Given request: Scan the data for lines with "Paúl" and report the count by itself.

Data in this exercise:
==============================

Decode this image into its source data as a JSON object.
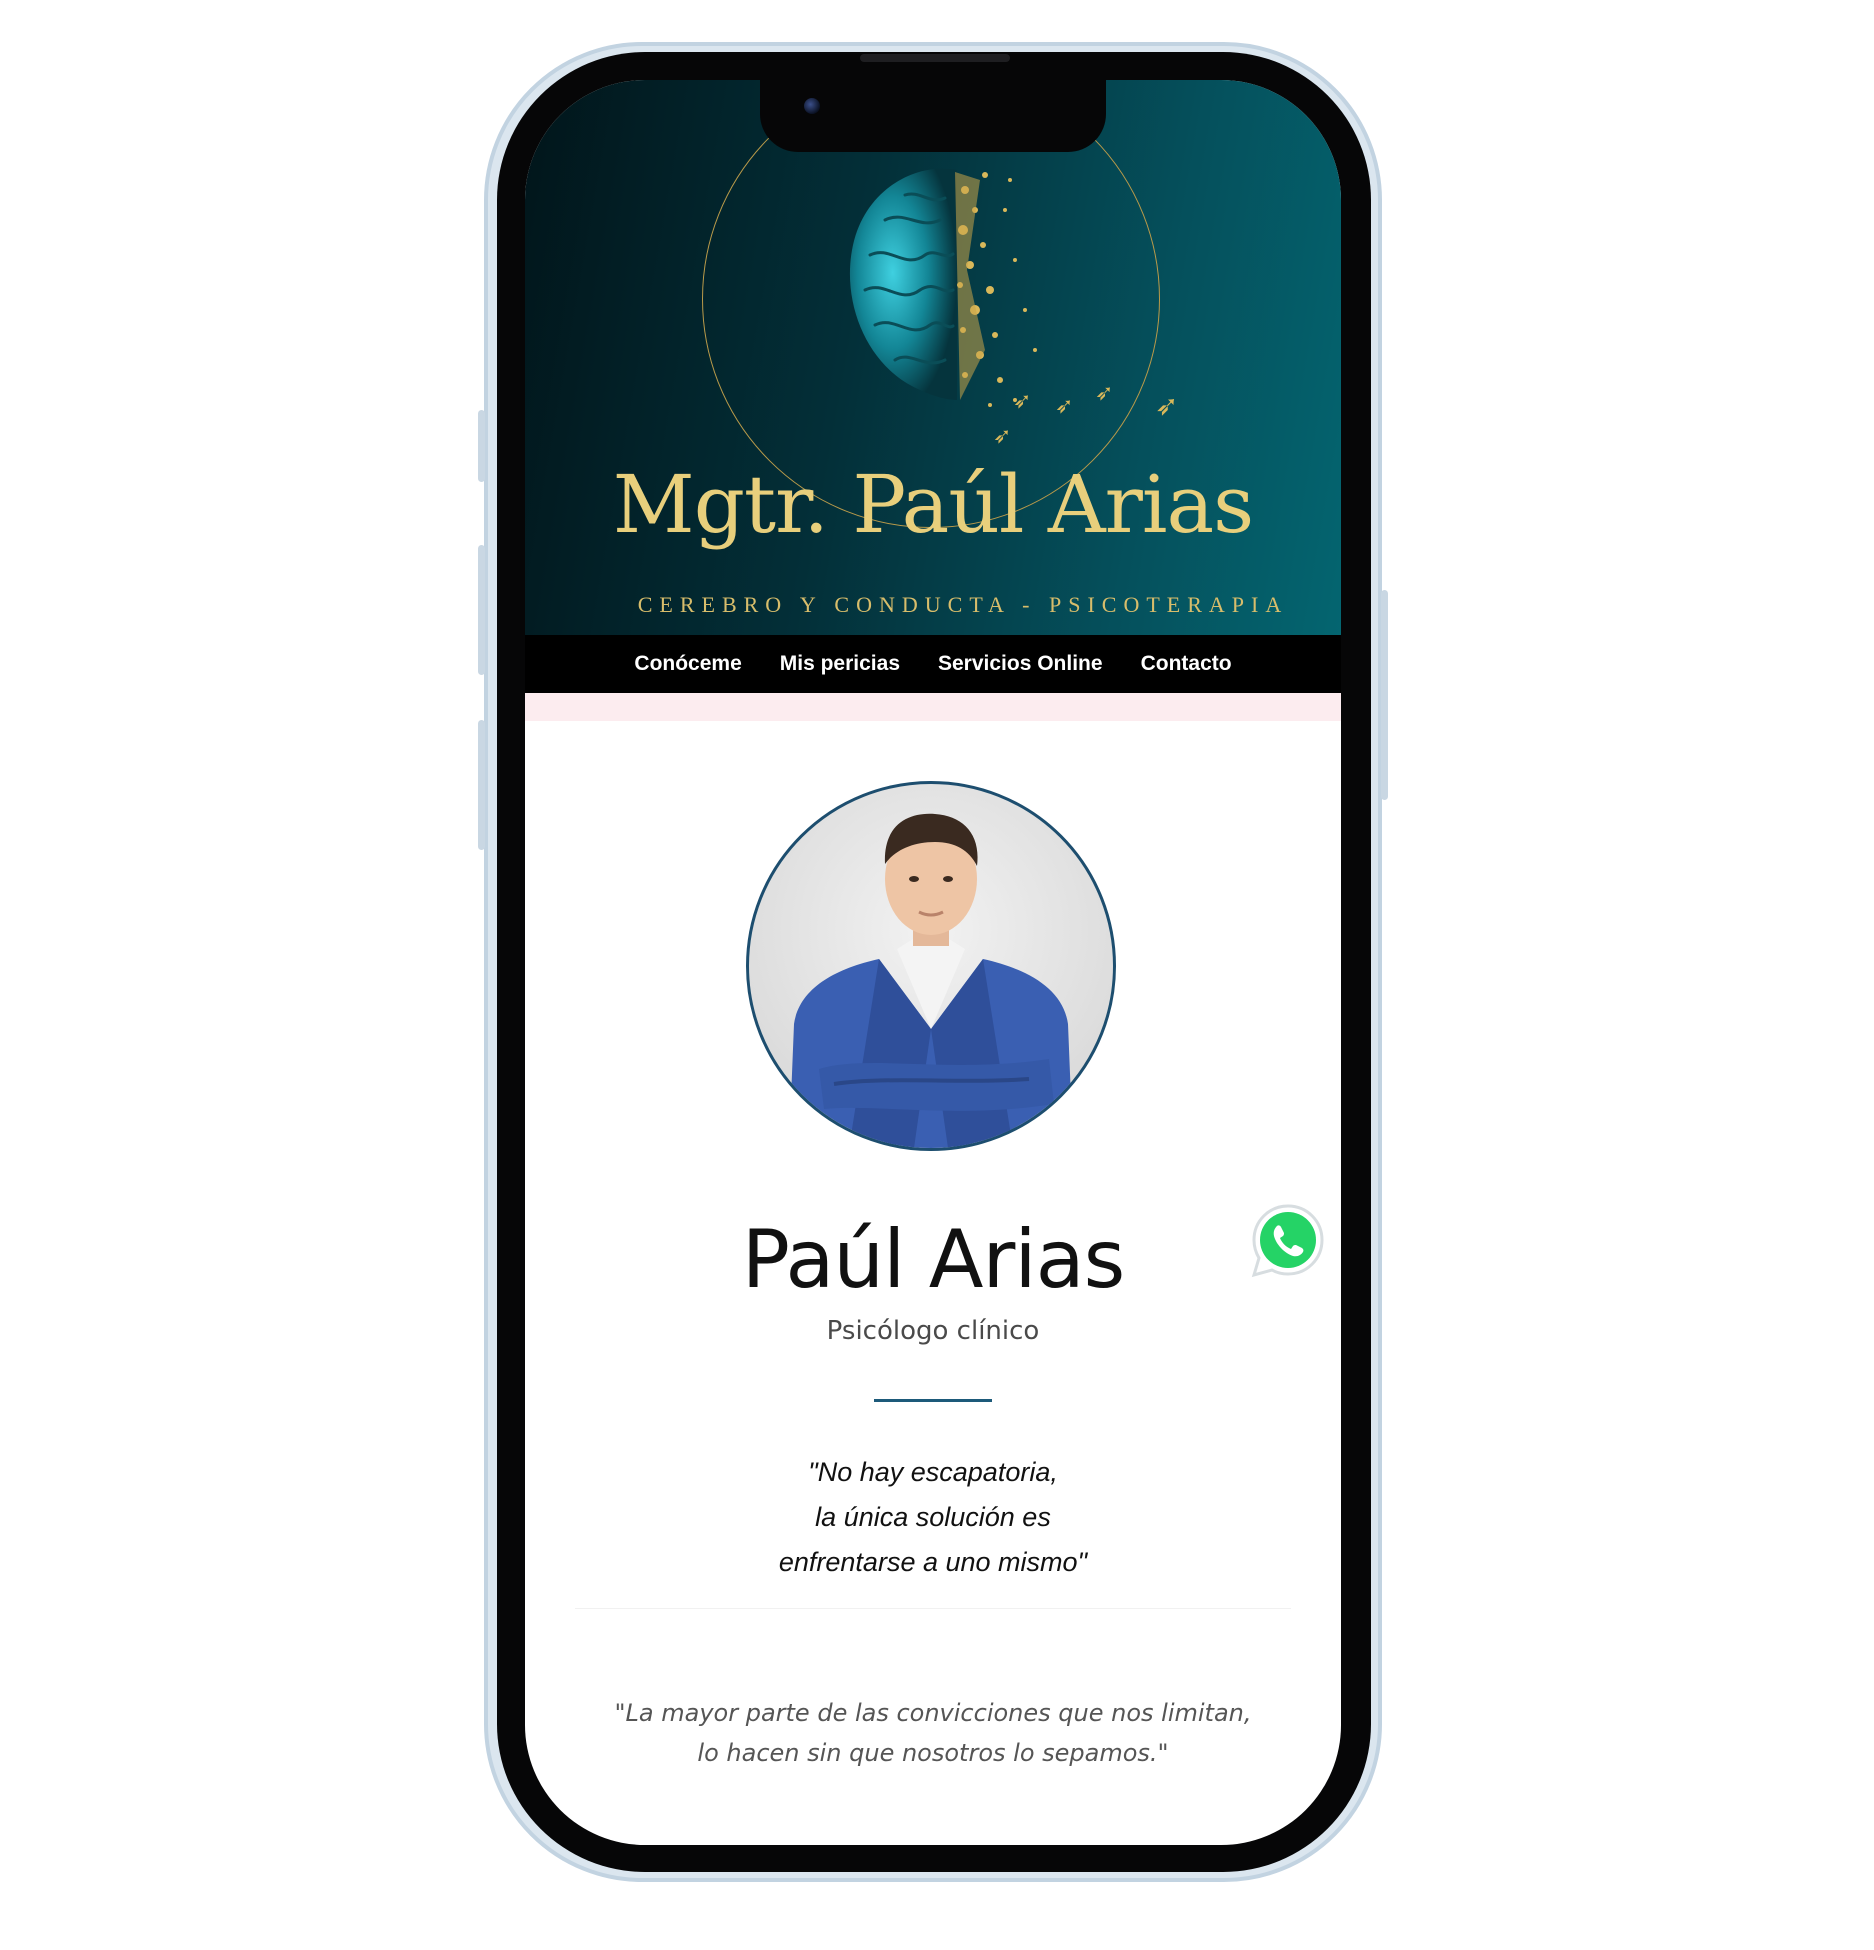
{
  "header": {
    "logo_title": "Mgtr. Paúl Arias",
    "logo_tagline": "CEREBRO Y CONDUCTA - PSICOTERAPIA"
  },
  "nav": {
    "items": [
      {
        "label": "Conóceme"
      },
      {
        "label": "Mis pericias"
      },
      {
        "label": "Servicios Online"
      },
      {
        "label": "Contacto"
      }
    ]
  },
  "profile": {
    "name": "Paúl Arias",
    "role": "Psicólogo clínico"
  },
  "quote_main": {
    "lines": [
      "\"No hay escapatoria,",
      "la única solución es",
      "enfrentarse a uno mismo\""
    ]
  },
  "quote_secondary": {
    "lines": [
      "\"La mayor parte de las convicciones que nos limitan,",
      "lo hacen sin que nosotros lo sepamos.\""
    ]
  },
  "floating": {
    "whatsapp_icon": "whatsapp-icon"
  },
  "colors": {
    "header_gradient_start": "#01151a",
    "header_gradient_end": "#046570",
    "gold": "#e8cf7c",
    "nav_background": "#000000",
    "accent_blue": "#1d5a7a",
    "whatsapp_green": "#25d366"
  }
}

==============================

Exercise solution: 2